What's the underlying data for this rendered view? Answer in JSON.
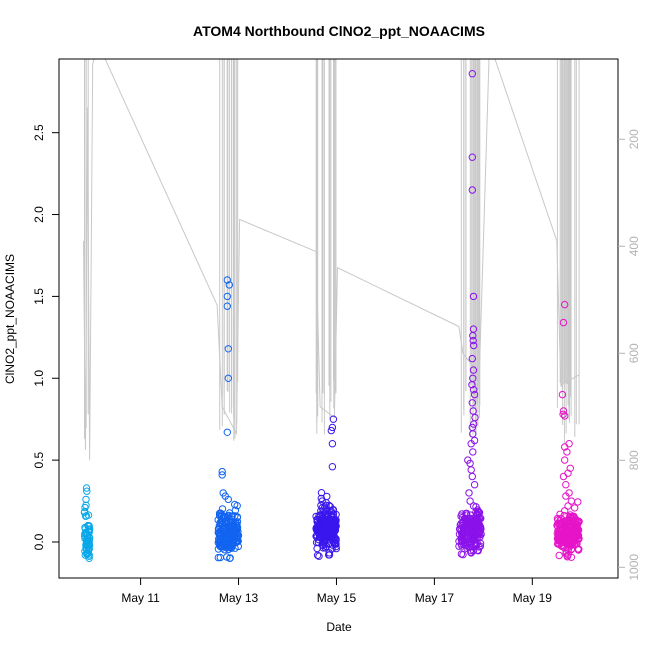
{
  "chart_data": {
    "type": "scatter",
    "title": "ATOM4 Northbound ClNO2_ppt_NOAACIMS",
    "xlabel": "Date",
    "ylabel": "ClNO2_ppt_NOAACIMS",
    "xlim": [
      "2018-05-09T08:00",
      "2018-05-20T18:00"
    ],
    "ylim": [
      -0.22,
      2.95
    ],
    "x_ticks": [
      {
        "value": "2018-05-11",
        "label": "May 11"
      },
      {
        "value": "2018-05-13",
        "label": "May 13"
      },
      {
        "value": "2018-05-15",
        "label": "May 15"
      },
      {
        "value": "2018-05-17",
        "label": "May 17"
      },
      {
        "value": "2018-05-19",
        "label": "May 19"
      }
    ],
    "y_ticks": [
      0.0,
      0.5,
      1.0,
      1.5,
      2.0,
      2.5
    ],
    "y_tick_labels": [
      "0.0",
      "0.5",
      "1.0",
      "1.5",
      "2.0",
      "2.5"
    ],
    "right_axis": {
      "note": "secondary reversed axis (altitude-like), grey",
      "ylim_top": 50,
      "ylim_bottom": 1020,
      "ticks": [
        200,
        400,
        600,
        800,
        1000
      ],
      "color": "#b3b3b3"
    },
    "grid": false,
    "legend": "none",
    "marker": "open-circle",
    "series": [
      {
        "color": "#0aa8e8",
        "clusters": [
          {
            "x_start": "2018-05-09T20:30",
            "x_end": "2018-05-09T23:00",
            "count": 55,
            "base_mean": 0.02,
            "base_sd": 0.09,
            "extras": [
              [
                0.33,
                0.4
              ],
              [
                0.31,
                0.45
              ],
              [
                0.26,
                0.3
              ],
              [
                0.21,
                0.1
              ],
              [
                0.18,
                0.0
              ],
              [
                0.16,
                0.35
              ]
            ]
          }
        ]
      },
      {
        "color": "#1264f0",
        "clusters": [
          {
            "x_start": "2018-05-12T14:00",
            "x_end": "2018-05-12T23:59",
            "count": 230,
            "base_mean": 0.05,
            "base_sd": 0.06,
            "extras": [
              [
                1.6,
                0.45
              ],
              [
                1.57,
                0.55
              ],
              [
                1.5,
                0.45
              ],
              [
                1.44,
                0.45
              ],
              [
                1.18,
                0.5
              ],
              [
                1.0,
                0.5
              ],
              [
                0.67,
                0.45
              ],
              [
                0.43,
                0.2
              ],
              [
                0.41,
                0.2
              ],
              [
                0.3,
                0.25
              ],
              [
                0.28,
                0.35
              ],
              [
                0.26,
                0.5
              ]
            ]
          }
        ]
      },
      {
        "color": "#3a17ee",
        "clusters": [
          {
            "x_start": "2018-05-14T14:00",
            "x_end": "2018-05-14T23:59",
            "count": 230,
            "base_mean": 0.08,
            "base_sd": 0.07,
            "extras": [
              [
                0.75,
                0.85
              ],
              [
                0.7,
                0.8
              ],
              [
                0.68,
                0.75
              ],
              [
                0.6,
                0.8
              ],
              [
                0.46,
                0.8
              ],
              [
                0.25,
                0.3
              ],
              [
                0.24,
                0.5
              ]
            ]
          }
        ]
      },
      {
        "color": "#8a12ea",
        "clusters": [
          {
            "x_start": "2018-05-17T12:00",
            "x_end": "2018-05-17T23:00",
            "count": 190,
            "base_mean": 0.07,
            "base_sd": 0.06,
            "extras": [
              [
                2.86,
                0.6
              ],
              [
                2.35,
                0.6
              ],
              [
                2.15,
                0.6
              ],
              [
                1.5,
                0.65
              ],
              [
                1.3,
                0.65
              ],
              [
                1.26,
                0.62
              ],
              [
                1.23,
                0.64
              ],
              [
                1.2,
                0.66
              ],
              [
                1.12,
                0.6
              ],
              [
                1.05,
                0.65
              ],
              [
                1.0,
                0.62
              ],
              [
                0.96,
                0.58
              ],
              [
                0.93,
                0.66
              ],
              [
                0.9,
                0.7
              ],
              [
                0.85,
                0.6
              ],
              [
                0.8,
                0.64
              ],
              [
                0.76,
                0.72
              ],
              [
                0.72,
                0.66
              ],
              [
                0.7,
                0.6
              ],
              [
                0.66,
                0.62
              ],
              [
                0.62,
                0.7
              ],
              [
                0.6,
                0.55
              ],
              [
                0.55,
                0.62
              ],
              [
                0.5,
                0.4
              ],
              [
                0.48,
                0.5
              ],
              [
                0.44,
                0.55
              ],
              [
                0.4,
                0.6
              ],
              [
                0.35,
                0.7
              ],
              [
                0.3,
                0.45
              ],
              [
                0.25,
                0.5
              ],
              [
                0.22,
                0.65
              ]
            ]
          }
        ]
      },
      {
        "color": "#e614c8",
        "clusters": [
          {
            "x_start": "2018-05-19T12:00",
            "x_end": "2018-05-19T23:00",
            "count": 230,
            "base_mean": 0.05,
            "base_sd": 0.06,
            "extras": [
              [
                1.45,
                0.35
              ],
              [
                1.34,
                0.3
              ],
              [
                0.9,
                0.25
              ],
              [
                0.8,
                0.3
              ],
              [
                0.78,
                0.28
              ],
              [
                0.77,
                0.35
              ],
              [
                0.6,
                0.55
              ],
              [
                0.58,
                0.35
              ],
              [
                0.55,
                0.45
              ],
              [
                0.5,
                0.35
              ],
              [
                0.45,
                0.6
              ],
              [
                0.42,
                0.5
              ],
              [
                0.4,
                0.3
              ],
              [
                0.35,
                0.4
              ],
              [
                0.3,
                0.55
              ],
              [
                0.28,
                0.4
              ],
              [
                0.25,
                0.65
              ],
              [
                0.22,
                0.5
              ]
            ]
          }
        ]
      }
    ],
    "background_line": {
      "color": "#c8c8c8",
      "points": [
        [
          "2018-05-09T20:00",
          390
        ],
        [
          "2018-05-09T21:00",
          780
        ],
        [
          "2018-05-09T22:00",
          140
        ],
        [
          "2018-05-09T23:00",
          800
        ],
        [
          "2018-05-10T00:30",
          60
        ],
        [
          "2018-05-10T03:00",
          20
        ],
        [
          "2018-05-12T13:30",
          510
        ],
        [
          "2018-05-12T16:00",
          700
        ],
        [
          "2018-05-12T23:00",
          750
        ],
        [
          "2018-05-13T00:30",
          350
        ],
        [
          "2018-05-14T14:00",
          410
        ],
        [
          "2018-05-14T16:00",
          700
        ],
        [
          "2018-05-14T23:00",
          720
        ],
        [
          "2018-05-15T00:30",
          440
        ],
        [
          "2018-05-17T12:00",
          550
        ],
        [
          "2018-05-17T14:00",
          600
        ],
        [
          "2018-05-17T22:00",
          640
        ],
        [
          "2018-05-18T03:00",
          20
        ],
        [
          "2018-05-19T12:00",
          390
        ],
        [
          "2018-05-19T14:00",
          660
        ],
        [
          "2018-05-19T23:00",
          640
        ]
      ]
    }
  }
}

• **Required work**
Give the number of lines in the data that contain "value", with no other words.

• **Written solution**
5